# Problem requirements:
Determine how many lines of the records include "color", and answer with the number alone.

# Records shown:
"""

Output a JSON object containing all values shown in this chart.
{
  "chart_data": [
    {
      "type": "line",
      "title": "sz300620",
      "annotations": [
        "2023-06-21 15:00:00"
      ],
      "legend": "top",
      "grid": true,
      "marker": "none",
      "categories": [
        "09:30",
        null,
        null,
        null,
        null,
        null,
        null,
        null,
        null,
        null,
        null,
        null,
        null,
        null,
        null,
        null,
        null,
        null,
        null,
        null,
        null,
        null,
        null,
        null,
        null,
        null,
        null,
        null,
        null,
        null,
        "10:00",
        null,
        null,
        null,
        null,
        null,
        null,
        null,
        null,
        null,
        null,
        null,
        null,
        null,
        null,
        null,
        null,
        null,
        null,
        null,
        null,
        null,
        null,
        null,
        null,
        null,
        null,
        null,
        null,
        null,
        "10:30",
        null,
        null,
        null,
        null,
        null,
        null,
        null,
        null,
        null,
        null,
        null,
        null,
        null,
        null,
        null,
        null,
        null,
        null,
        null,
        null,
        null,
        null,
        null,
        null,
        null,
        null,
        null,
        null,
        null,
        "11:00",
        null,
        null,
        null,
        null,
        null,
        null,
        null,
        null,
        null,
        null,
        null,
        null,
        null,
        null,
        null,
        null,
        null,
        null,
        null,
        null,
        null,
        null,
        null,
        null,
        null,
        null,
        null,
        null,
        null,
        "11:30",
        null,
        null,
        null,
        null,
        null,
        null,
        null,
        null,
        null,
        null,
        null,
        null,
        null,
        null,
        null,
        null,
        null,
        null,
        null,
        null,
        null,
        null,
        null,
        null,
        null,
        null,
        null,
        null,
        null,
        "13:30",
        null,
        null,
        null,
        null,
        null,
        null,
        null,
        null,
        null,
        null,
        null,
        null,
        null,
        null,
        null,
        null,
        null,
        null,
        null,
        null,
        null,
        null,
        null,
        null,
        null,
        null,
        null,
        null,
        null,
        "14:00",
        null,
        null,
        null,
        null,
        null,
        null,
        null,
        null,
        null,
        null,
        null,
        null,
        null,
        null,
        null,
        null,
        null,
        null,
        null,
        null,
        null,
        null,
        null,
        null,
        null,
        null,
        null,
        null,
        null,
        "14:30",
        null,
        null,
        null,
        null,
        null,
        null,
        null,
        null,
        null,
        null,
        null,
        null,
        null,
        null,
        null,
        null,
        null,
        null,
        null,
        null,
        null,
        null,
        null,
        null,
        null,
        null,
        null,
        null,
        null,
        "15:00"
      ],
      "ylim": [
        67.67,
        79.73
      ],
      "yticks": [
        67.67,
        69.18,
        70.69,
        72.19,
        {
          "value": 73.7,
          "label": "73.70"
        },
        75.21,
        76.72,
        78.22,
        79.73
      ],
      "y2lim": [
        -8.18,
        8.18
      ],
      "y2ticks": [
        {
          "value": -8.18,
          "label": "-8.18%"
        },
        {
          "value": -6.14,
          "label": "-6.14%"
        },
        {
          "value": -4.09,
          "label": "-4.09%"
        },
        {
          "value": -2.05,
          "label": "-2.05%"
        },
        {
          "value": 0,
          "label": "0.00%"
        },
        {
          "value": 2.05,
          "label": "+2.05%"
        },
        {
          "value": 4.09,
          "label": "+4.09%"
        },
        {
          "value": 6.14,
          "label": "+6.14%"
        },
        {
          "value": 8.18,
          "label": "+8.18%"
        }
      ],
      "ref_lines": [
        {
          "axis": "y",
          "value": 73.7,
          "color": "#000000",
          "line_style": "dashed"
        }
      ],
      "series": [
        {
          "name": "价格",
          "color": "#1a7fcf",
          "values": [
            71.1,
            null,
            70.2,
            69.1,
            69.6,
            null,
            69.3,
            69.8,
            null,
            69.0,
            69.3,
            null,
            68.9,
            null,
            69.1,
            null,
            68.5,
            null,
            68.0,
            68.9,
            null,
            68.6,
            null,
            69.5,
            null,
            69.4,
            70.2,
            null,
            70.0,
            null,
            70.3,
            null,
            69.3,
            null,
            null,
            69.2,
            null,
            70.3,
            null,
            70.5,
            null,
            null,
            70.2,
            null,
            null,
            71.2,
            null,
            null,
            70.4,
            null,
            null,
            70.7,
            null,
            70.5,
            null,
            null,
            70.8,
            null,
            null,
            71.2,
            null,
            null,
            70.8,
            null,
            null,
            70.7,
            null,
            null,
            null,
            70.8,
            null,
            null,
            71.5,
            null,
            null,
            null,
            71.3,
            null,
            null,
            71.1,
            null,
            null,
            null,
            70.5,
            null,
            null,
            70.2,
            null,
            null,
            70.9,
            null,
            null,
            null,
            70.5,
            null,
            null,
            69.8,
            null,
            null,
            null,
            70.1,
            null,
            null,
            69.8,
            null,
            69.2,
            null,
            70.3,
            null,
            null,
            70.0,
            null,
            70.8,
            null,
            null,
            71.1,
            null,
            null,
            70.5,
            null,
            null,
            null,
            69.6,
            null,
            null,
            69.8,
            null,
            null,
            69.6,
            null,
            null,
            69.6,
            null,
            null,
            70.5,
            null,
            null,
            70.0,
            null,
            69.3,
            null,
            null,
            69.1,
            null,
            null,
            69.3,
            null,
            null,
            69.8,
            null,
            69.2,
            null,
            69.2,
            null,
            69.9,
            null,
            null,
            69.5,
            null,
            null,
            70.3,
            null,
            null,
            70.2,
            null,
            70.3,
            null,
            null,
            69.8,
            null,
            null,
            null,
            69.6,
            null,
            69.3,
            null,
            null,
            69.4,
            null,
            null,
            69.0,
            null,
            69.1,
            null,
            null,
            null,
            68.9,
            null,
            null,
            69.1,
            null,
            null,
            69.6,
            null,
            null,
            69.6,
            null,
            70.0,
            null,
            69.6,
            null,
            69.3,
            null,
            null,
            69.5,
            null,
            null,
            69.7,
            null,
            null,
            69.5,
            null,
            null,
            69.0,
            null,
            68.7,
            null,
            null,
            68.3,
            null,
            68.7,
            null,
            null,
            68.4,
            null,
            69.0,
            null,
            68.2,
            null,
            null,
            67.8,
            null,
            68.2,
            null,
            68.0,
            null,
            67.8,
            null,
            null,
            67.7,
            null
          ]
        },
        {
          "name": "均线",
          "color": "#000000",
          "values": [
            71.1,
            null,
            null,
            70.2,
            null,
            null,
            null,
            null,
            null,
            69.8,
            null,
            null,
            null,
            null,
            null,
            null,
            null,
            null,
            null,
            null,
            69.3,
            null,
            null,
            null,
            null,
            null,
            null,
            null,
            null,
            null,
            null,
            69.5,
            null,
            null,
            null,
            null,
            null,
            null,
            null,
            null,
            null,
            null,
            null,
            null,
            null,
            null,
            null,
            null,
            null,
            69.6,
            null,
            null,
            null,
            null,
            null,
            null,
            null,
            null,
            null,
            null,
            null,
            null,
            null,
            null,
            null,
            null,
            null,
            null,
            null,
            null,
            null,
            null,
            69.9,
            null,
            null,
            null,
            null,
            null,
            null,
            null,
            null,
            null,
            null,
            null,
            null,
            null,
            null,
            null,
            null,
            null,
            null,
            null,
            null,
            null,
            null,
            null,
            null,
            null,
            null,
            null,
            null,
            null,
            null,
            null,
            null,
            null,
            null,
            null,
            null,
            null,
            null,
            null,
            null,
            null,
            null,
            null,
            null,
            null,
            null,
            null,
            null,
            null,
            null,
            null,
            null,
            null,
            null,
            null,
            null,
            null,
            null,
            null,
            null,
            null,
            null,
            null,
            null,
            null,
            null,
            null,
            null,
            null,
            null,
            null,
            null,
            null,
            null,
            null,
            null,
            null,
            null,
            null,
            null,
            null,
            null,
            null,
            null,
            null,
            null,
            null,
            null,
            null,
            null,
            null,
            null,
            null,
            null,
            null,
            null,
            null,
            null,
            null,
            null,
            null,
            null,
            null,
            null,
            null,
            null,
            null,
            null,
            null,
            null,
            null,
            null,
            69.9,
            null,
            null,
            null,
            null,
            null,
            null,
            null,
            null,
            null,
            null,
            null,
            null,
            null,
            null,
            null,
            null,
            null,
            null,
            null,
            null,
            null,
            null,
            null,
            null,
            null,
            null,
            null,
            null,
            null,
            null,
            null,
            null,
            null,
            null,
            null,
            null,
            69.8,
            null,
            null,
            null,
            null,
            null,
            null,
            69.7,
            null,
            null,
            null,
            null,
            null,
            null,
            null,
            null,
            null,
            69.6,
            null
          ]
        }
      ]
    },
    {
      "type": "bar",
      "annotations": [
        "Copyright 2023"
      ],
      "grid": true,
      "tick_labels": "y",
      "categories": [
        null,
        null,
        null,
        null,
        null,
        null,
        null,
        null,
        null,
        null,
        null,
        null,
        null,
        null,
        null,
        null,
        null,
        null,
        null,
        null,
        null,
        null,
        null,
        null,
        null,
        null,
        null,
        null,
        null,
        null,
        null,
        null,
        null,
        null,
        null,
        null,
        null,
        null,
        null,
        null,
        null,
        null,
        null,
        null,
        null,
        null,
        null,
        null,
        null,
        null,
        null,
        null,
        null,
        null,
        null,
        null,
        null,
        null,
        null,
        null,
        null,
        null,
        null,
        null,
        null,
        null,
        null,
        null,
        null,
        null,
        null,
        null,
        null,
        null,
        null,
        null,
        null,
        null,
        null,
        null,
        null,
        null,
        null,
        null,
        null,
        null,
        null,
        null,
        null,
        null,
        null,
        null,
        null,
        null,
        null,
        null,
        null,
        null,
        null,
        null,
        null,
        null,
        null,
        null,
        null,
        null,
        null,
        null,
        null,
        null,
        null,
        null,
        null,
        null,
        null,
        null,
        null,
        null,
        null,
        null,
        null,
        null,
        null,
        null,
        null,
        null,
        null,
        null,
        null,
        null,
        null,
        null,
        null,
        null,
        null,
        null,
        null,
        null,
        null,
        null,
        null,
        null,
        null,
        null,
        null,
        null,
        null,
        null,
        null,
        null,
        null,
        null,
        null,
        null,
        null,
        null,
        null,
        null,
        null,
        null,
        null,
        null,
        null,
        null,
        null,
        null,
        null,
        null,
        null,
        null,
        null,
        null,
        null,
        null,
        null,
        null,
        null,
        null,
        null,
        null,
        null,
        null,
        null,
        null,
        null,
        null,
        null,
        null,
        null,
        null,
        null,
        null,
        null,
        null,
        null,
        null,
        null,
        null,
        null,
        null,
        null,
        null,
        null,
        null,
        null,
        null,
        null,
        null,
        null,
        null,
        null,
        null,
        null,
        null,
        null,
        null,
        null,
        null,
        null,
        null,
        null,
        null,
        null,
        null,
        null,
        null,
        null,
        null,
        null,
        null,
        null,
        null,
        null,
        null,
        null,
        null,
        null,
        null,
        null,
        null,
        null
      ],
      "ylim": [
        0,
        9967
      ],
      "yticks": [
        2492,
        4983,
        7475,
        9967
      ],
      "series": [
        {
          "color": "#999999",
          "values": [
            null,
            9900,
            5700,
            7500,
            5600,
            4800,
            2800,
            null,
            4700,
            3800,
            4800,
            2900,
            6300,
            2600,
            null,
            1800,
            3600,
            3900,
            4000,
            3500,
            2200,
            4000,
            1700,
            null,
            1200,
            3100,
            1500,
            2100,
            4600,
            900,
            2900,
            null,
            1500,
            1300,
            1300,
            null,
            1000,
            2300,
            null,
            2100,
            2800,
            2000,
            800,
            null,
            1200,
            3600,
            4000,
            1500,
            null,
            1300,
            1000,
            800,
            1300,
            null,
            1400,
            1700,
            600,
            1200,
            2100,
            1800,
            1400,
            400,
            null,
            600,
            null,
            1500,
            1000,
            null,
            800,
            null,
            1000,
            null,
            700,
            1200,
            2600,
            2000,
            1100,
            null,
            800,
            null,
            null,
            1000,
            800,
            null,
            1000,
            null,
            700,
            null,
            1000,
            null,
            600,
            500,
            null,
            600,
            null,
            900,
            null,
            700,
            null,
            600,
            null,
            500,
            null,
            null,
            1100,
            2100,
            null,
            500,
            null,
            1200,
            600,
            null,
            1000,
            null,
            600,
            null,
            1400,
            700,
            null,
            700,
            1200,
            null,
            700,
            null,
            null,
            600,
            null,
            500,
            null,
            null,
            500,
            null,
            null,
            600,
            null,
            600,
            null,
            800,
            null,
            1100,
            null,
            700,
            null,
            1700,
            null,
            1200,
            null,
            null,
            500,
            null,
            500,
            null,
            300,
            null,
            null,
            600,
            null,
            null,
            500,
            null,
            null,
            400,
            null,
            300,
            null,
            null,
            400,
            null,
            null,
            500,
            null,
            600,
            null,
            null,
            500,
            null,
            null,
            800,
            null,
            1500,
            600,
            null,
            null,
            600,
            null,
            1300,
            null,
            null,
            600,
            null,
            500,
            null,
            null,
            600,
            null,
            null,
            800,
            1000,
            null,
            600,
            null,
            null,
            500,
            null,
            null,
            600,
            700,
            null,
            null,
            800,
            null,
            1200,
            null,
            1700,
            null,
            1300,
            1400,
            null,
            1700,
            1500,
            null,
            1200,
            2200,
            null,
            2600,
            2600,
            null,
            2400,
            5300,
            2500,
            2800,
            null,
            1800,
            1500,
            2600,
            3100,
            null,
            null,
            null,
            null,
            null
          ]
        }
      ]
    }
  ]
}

"""

# Output for this task:
4